* Start LISTING *

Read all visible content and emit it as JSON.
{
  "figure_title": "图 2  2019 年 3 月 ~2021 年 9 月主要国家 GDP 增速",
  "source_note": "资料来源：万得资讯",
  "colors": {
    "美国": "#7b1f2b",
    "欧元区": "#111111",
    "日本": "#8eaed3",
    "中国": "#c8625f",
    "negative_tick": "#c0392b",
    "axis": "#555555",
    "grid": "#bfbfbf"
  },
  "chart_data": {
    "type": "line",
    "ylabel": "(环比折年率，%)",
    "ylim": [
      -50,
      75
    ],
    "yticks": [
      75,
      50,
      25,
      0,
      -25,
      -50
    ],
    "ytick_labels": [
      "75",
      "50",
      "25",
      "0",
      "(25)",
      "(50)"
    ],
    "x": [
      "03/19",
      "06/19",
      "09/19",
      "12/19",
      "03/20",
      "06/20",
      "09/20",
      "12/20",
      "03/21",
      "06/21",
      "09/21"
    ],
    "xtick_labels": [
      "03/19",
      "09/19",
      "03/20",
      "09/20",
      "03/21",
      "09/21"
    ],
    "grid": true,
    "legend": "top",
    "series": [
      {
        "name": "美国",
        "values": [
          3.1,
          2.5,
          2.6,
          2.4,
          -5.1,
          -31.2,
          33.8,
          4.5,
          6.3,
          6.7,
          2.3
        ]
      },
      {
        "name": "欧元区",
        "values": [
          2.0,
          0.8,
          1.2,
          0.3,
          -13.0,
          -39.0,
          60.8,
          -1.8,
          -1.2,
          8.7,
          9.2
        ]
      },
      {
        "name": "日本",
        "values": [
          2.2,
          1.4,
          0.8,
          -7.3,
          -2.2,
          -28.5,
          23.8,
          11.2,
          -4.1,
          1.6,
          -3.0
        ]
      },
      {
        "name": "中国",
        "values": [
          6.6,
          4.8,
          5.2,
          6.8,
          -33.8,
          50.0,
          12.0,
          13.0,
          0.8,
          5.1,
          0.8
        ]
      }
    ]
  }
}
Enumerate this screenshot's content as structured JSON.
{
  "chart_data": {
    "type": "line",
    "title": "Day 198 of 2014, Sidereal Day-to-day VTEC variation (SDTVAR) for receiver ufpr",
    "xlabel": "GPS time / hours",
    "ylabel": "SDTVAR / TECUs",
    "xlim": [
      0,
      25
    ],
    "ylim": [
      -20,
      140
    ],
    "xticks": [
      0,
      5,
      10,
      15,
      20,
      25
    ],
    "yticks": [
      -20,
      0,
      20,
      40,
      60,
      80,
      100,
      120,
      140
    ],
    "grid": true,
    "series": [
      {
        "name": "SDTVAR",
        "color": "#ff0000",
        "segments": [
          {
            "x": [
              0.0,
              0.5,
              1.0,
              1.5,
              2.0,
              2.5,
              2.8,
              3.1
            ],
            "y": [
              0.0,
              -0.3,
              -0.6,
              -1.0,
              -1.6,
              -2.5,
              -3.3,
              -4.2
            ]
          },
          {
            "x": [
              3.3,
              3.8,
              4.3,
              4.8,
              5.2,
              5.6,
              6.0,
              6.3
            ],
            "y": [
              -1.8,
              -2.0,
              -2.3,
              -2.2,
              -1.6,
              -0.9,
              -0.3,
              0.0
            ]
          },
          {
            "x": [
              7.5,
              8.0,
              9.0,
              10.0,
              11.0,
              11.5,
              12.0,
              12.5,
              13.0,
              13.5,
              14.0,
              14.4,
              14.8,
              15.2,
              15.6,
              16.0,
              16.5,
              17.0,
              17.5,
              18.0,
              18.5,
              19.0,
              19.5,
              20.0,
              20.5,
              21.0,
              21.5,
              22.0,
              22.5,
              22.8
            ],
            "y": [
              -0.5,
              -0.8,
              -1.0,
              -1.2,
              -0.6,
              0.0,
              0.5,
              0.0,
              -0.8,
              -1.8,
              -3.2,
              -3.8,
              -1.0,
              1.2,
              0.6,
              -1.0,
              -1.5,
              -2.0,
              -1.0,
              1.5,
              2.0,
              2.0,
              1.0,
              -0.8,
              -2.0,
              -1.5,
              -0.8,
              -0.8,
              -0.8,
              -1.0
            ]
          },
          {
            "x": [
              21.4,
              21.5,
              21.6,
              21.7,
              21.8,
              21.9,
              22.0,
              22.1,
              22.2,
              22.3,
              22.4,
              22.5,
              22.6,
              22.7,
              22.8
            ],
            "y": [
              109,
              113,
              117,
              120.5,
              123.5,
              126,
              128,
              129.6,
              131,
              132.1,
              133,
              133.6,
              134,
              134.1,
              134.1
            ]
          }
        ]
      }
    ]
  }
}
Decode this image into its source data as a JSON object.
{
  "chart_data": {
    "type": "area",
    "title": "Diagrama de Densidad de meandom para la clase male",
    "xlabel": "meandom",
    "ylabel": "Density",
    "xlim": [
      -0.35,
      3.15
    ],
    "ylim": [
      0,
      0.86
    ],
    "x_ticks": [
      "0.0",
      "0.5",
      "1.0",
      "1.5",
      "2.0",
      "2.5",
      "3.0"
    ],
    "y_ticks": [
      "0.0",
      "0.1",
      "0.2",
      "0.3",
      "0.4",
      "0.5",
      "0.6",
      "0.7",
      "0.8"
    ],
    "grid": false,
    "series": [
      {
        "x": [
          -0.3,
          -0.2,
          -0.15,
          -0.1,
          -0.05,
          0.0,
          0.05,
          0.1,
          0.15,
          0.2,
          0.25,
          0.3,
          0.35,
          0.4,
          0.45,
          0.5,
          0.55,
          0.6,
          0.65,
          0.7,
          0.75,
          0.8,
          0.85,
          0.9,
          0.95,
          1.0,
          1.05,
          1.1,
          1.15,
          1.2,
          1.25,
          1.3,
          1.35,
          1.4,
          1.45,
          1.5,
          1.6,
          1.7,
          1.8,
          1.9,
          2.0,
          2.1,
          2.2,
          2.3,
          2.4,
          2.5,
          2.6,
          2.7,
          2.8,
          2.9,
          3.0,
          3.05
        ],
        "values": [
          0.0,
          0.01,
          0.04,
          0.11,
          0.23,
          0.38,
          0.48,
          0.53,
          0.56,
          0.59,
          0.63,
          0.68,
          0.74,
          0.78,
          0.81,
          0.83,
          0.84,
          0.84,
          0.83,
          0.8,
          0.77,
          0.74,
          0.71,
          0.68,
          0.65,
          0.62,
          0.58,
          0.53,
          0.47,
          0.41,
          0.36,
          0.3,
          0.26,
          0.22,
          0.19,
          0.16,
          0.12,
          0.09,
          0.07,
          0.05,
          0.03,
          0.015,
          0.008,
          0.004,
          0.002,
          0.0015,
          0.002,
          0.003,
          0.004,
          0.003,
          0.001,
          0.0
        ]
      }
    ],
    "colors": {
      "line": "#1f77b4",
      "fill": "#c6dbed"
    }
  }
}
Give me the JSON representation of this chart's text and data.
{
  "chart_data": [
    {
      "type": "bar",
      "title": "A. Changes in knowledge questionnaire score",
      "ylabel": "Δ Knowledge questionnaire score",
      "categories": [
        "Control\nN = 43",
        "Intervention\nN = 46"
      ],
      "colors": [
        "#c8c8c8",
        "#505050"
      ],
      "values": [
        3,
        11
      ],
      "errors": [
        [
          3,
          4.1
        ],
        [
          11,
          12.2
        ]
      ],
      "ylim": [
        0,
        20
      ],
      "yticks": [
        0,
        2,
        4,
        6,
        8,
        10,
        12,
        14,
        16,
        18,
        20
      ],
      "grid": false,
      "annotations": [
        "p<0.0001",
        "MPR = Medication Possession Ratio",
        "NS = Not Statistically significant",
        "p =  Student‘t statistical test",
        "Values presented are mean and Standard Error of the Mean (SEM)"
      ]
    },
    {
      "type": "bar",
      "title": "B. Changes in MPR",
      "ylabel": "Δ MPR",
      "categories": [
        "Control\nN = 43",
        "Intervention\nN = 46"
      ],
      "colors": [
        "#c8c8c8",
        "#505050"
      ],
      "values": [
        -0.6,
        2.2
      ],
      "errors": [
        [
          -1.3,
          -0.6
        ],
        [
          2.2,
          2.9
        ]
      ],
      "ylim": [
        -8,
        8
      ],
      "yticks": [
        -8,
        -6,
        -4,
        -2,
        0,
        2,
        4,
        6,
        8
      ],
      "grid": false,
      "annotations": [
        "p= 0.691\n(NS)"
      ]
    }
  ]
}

* End LISTING *

* _AIM OF THE EXERCISE_: Where does the word "this" appear? Return each line that holds it.

* _TASK RESPONSE_:
Enumerate this screenshot's content as structured JSON.
Decode this image into its source data as a JSON object.
Give me the JSON representation of this chart's text and data.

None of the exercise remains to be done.